DIRECTIONS FOR THIS TASK
Work through the material below line by line and say how many lines include the word "driving". Only the number, please.
>> BEGIN RECORDS FOR THIS TASK
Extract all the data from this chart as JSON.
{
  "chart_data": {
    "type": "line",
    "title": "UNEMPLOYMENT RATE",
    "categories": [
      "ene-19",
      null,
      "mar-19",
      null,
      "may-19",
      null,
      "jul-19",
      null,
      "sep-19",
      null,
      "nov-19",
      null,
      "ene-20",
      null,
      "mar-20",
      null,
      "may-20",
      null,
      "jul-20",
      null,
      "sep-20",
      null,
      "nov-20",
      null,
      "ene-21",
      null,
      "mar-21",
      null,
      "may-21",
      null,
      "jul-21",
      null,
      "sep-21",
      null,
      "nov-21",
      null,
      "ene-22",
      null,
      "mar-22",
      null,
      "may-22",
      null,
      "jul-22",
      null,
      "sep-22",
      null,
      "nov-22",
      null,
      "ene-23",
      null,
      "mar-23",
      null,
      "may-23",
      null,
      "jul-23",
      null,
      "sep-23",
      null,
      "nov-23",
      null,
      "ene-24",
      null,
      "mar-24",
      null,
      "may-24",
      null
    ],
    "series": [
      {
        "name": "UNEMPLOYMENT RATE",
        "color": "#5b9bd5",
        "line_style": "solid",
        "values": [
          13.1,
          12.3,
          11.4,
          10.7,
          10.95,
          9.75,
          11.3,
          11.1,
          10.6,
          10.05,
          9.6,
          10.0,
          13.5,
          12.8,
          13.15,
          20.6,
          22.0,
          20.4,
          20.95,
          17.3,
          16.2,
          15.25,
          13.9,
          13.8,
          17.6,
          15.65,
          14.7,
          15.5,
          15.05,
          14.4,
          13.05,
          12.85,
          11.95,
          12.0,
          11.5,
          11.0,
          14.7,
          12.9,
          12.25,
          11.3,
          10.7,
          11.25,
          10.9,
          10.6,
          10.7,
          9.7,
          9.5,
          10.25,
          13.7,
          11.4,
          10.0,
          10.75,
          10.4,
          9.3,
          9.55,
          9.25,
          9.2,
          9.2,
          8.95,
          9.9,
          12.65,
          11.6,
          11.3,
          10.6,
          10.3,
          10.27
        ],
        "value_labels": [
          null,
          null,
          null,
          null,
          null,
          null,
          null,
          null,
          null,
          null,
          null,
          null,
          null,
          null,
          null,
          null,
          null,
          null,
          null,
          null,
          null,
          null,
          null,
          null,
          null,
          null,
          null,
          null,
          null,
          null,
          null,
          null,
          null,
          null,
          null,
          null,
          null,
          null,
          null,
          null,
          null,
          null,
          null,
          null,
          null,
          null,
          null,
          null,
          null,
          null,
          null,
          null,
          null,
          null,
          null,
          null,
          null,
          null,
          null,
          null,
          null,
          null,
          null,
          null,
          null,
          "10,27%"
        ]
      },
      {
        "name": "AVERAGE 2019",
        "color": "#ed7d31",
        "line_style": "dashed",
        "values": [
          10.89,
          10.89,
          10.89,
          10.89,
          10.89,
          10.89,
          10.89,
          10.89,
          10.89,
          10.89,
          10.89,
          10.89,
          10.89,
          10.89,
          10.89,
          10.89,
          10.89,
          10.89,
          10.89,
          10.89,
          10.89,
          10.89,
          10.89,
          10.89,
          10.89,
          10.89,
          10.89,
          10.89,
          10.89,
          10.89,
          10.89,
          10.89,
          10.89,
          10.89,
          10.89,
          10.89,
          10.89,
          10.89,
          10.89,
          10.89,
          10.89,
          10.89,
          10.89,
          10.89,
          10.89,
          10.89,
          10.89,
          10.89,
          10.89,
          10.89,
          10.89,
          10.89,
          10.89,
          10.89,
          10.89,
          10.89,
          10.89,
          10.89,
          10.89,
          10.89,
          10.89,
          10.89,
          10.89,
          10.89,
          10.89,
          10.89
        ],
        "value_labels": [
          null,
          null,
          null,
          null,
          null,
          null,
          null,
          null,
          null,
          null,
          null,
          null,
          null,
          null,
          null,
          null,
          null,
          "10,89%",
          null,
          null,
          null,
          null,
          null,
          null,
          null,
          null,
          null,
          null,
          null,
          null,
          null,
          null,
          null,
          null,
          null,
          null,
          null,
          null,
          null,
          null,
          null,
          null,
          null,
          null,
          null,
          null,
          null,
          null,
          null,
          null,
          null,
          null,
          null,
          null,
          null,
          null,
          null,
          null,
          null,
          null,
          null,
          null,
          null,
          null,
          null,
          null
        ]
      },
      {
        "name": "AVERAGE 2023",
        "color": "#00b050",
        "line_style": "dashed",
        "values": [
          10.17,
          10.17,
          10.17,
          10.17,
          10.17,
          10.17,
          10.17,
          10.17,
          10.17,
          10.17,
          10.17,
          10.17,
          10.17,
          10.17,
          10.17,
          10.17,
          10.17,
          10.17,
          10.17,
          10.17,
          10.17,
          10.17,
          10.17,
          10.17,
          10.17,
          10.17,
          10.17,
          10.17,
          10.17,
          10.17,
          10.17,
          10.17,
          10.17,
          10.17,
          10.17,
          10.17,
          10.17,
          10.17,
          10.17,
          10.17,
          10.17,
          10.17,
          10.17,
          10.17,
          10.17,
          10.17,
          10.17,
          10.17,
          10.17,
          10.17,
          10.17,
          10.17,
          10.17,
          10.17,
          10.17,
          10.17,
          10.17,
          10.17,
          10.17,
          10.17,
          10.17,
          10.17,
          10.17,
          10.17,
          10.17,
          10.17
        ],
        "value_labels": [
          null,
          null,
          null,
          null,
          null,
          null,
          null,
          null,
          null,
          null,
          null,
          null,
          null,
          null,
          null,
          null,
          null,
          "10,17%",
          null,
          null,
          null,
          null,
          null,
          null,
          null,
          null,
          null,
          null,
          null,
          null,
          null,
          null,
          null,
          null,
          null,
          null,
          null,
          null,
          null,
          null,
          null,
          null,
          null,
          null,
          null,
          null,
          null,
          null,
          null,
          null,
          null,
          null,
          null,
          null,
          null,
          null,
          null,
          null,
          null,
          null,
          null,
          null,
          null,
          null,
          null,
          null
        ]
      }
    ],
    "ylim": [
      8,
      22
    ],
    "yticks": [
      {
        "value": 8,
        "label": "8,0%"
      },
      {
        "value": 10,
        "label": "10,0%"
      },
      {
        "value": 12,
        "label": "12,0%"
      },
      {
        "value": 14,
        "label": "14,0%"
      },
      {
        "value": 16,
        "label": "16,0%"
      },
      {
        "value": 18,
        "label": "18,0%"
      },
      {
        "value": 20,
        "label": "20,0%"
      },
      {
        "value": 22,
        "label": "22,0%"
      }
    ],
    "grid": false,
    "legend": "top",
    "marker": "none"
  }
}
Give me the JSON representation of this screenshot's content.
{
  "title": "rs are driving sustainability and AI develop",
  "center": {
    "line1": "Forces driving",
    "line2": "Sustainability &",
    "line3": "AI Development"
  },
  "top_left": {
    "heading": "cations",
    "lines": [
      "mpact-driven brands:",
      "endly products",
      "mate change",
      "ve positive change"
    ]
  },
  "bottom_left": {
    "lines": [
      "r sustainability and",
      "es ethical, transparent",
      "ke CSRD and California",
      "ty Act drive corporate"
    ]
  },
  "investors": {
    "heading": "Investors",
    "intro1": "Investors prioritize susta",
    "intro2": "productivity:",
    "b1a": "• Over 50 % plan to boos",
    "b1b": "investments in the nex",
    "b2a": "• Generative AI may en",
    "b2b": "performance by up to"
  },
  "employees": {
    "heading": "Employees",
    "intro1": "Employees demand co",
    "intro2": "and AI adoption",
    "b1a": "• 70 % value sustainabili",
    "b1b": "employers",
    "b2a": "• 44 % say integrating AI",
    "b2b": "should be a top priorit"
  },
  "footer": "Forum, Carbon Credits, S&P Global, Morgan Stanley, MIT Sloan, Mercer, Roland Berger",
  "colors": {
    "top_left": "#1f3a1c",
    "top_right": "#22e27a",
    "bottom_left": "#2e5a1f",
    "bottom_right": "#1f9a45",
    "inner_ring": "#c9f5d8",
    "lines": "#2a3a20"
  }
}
>> END RECORDS FOR THIS TASK
WRITTEN SOLUTION
2